REQUIRED WORK
Your task is to reproduce the material exactly.
--- RECORDS SHOWN ---
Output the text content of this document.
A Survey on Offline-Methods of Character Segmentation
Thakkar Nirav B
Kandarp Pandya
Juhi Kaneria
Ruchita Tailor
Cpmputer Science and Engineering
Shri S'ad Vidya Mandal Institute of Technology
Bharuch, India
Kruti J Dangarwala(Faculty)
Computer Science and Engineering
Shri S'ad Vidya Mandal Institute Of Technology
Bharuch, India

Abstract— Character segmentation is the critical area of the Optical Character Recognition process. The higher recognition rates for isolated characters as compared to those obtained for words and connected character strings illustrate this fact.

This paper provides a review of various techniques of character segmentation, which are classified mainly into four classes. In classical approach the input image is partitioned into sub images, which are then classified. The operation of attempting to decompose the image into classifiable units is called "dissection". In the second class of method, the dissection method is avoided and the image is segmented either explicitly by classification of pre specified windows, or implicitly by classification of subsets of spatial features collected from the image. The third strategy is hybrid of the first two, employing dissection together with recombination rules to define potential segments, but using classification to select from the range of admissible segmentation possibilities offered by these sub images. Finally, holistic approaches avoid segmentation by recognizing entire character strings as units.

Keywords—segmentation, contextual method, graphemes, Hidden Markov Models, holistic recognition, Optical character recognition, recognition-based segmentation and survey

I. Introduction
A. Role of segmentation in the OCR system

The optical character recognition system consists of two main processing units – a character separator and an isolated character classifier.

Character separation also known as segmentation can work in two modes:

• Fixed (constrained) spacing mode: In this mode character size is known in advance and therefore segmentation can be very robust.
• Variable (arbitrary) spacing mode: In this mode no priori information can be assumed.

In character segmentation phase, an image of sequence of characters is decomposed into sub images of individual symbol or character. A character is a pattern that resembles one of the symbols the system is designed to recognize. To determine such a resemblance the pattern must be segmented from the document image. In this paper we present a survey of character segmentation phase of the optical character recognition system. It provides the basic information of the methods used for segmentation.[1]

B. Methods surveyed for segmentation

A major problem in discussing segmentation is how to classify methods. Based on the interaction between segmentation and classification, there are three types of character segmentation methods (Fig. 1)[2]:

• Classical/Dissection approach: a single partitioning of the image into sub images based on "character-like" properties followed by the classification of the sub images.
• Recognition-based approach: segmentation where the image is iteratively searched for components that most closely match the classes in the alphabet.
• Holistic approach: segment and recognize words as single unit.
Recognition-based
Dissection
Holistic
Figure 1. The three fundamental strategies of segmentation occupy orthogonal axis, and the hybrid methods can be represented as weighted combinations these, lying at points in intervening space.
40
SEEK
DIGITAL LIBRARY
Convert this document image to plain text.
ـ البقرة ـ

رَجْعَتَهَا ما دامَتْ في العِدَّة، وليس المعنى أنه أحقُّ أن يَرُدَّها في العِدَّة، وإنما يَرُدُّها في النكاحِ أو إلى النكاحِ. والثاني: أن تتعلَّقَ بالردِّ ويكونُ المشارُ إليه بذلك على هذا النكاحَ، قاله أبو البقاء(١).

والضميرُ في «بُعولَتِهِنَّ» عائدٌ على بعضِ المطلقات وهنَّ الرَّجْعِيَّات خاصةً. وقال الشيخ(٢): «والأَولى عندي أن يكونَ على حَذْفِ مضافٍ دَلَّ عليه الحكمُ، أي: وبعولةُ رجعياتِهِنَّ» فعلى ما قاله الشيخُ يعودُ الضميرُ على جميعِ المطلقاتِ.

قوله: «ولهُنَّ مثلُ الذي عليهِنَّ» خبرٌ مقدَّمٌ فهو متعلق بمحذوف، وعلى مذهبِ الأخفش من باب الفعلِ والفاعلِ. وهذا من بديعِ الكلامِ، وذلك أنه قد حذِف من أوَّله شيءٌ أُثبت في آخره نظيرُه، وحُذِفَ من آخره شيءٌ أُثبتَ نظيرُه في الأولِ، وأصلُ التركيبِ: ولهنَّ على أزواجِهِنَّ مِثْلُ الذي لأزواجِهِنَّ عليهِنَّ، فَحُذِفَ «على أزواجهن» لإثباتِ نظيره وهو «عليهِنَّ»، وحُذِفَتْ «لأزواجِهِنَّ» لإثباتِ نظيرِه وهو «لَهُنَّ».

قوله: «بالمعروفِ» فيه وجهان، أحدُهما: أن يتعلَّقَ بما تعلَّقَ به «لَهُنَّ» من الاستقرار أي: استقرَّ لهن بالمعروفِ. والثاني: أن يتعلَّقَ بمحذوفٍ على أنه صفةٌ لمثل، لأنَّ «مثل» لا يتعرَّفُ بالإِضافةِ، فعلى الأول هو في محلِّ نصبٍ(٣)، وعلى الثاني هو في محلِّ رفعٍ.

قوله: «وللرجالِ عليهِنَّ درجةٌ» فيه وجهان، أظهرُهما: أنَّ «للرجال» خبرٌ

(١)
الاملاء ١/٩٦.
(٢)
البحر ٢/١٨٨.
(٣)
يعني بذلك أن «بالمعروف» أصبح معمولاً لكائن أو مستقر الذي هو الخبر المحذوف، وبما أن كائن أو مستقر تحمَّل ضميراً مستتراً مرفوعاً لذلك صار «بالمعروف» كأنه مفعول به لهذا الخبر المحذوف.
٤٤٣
---
IN RESPONSE
Output the text content of this document.
A Survey on Offline-Methods of Character Segmentation
Thakkar Nirav B
Kandarp Pandya
Juhi Kaneria
Ruchita Tailor
Cpmputer Science and Engineering
Shri S'ad Vidya Mandal Institute of Technology
Bharuch, India
Kruti J Dangarwala(Faculty)
Computer Science and Engineering
Shri S'ad Vidya Mandal Institute Of Technology
Bharuch, India

Abstract— Character segmentation is the critical area of the Optical Character Recognition process. The higher recognition rates for isolated characters as compared to those obtained for words and connected character strings illustrate this fact.

This paper provides a review of various techniques of character segmentation, which are classified mainly into four classes. In classical approach the input image is partitioned into sub images, which are then classified. The operation of attempting to decompose the image into classifiable units is called "dissection". In the second class of method, the dissection method is avoided and the image is segmented either explicitly by classification of pre specified windows, or implicitly by classification of subsets of spatial features collected from the image. The third strategy is hybrid of the first two, employing dissection together with recombination rules to define potential segments, but using classification to select from the range of admissible segmentation possibilities offered by these sub images. Finally, holistic approaches avoid segmentation by recognizing entire character strings as units.

Keywords—segmentation, contextual method, graphemes, Hidden Markov Models, holistic recognition, Optical character recognition, recognition-based segmentation and survey

I. Introduction
A. Role of segmentation in the OCR system

The optical character recognition system consists of two main processing units – a character separator and an isolated character classifier.

Character separation also known as segmentation can work in two modes:

• Fixed (constrained) spacing mode: In this mode character size is known in advance and therefore segmentation can be very robust.
• Variable (arbitrary) spacing mode: In this mode no priori information can be assumed.

In character segmentation phase, an image of sequence of characters is decomposed into sub images of individual symbol or character. A character is a pattern that resembles one of the symbols the system is designed to recognize. To determine such a resemblance the pattern must be segmented from the document image. In this paper we present a survey of character segmentation phase of the optical character recognition system. It provides the basic information of the methods used for segmentation.[1]

B. Methods surveyed for segmentation

A major problem in discussing segmentation is how to classify methods. Based on the interaction between segmentation and classification, there are three types of character segmentation methods (Fig. 1)[2]:

• Classical/Dissection approach: a single partitioning of the image into sub images based on "character-like" properties followed by the classification of the sub images.
• Recognition-based approach: segmentation where the image is iteratively searched for components that most closely match the classes in the alphabet.
• Holistic approach: segment and recognize words as single unit.
Recognition-based
Dissection
Holistic
Figure 1. The three fundamental strategies of segmentation occupy orthogonal axis, and the hybrid methods can be represented as weighted combinations these, lying at points in intervening space.
40
SEEK
DIGITAL LIBRARY
Convert this document image to plain text.
ـ البقرة ـ

رَجْعَتَهَا ما دامَتْ في العِدَّة، وليس المعنى أنه أحقُّ أن يَرُدَّها في العِدَّة، وإنما يَرُدُّها في النكاحِ أو إلى النكاحِ. والثاني: أن تتعلَّقَ بالردِّ ويكونُ المشارُ إليه بذلك على هذا النكاحَ، قاله أبو البقاء(١).

والضميرُ في «بُعولَتِهِنَّ» عائدٌ على بعضِ المطلقات وهنَّ الرَّجْعِيَّات خاصةً. وقال الشيخ(٢): «والأَولى عندي أن يكونَ على حَذْفِ مضافٍ دَلَّ عليه الحكمُ، أي: وبعولةُ رجعياتِهِنَّ» فعلى ما قاله الشيخُ يعودُ الضميرُ على جميعِ المطلقاتِ.

قوله: «ولهُنَّ مثلُ الذي عليهِنَّ» خبرٌ مقدَّمٌ فهو متعلق بمحذوف، وعلى مذهبِ الأخفش من باب الفعلِ والفاعلِ. وهذا من بديعِ الكلامِ، وذلك أنه قد حذِف من أوَّله شيءٌ أُثبت في آخره نظيرُه، وحُذِفَ من آخره شيءٌ أُثبتَ نظيرُه في الأولِ، وأصلُ التركيبِ: ولهنَّ على أزواجِهِنَّ مِثْلُ الذي لأزواجِهِنَّ عليهِنَّ، فَحُذِفَ «على أزواجهن» لإثباتِ نظيره وهو «عليهِنَّ»، وحُذِفَتْ «لأزواجِهِنَّ» لإثباتِ نظيرِه وهو «لَهُنَّ».

قوله: «بالمعروفِ» فيه وجهان، أحدُهما: أن يتعلَّقَ بما تعلَّقَ به «لَهُنَّ» من الاستقرار أي: استقرَّ لهن بالمعروفِ. والثاني: أن يتعلَّقَ بمحذوفٍ على أنه صفةٌ لمثل، لأنَّ «مثل» لا يتعرَّفُ بالإِضافةِ، فعلى الأول هو في محلِّ نصبٍ(٣)، وعلى الثاني هو في محلِّ رفعٍ.

قوله: «وللرجالِ عليهِنَّ درجةٌ» فيه وجهان، أظهرُهما: أنَّ «للرجال» خبرٌ

(١)
الاملاء ١/٩٦.
(٢)
البحر ٢/١٨٨.
(٣)
يعني بذلك أن «بالمعروف» أصبح معمولاً لكائن أو مستقر الذي هو الخبر المحذوف، وبما أن كائن أو مستقر تحمَّل ضميراً مستتراً مرفوعاً لذلك صار «بالمعروف» كأنه مفعول به لهذا الخبر المحذوف.
٤٤٣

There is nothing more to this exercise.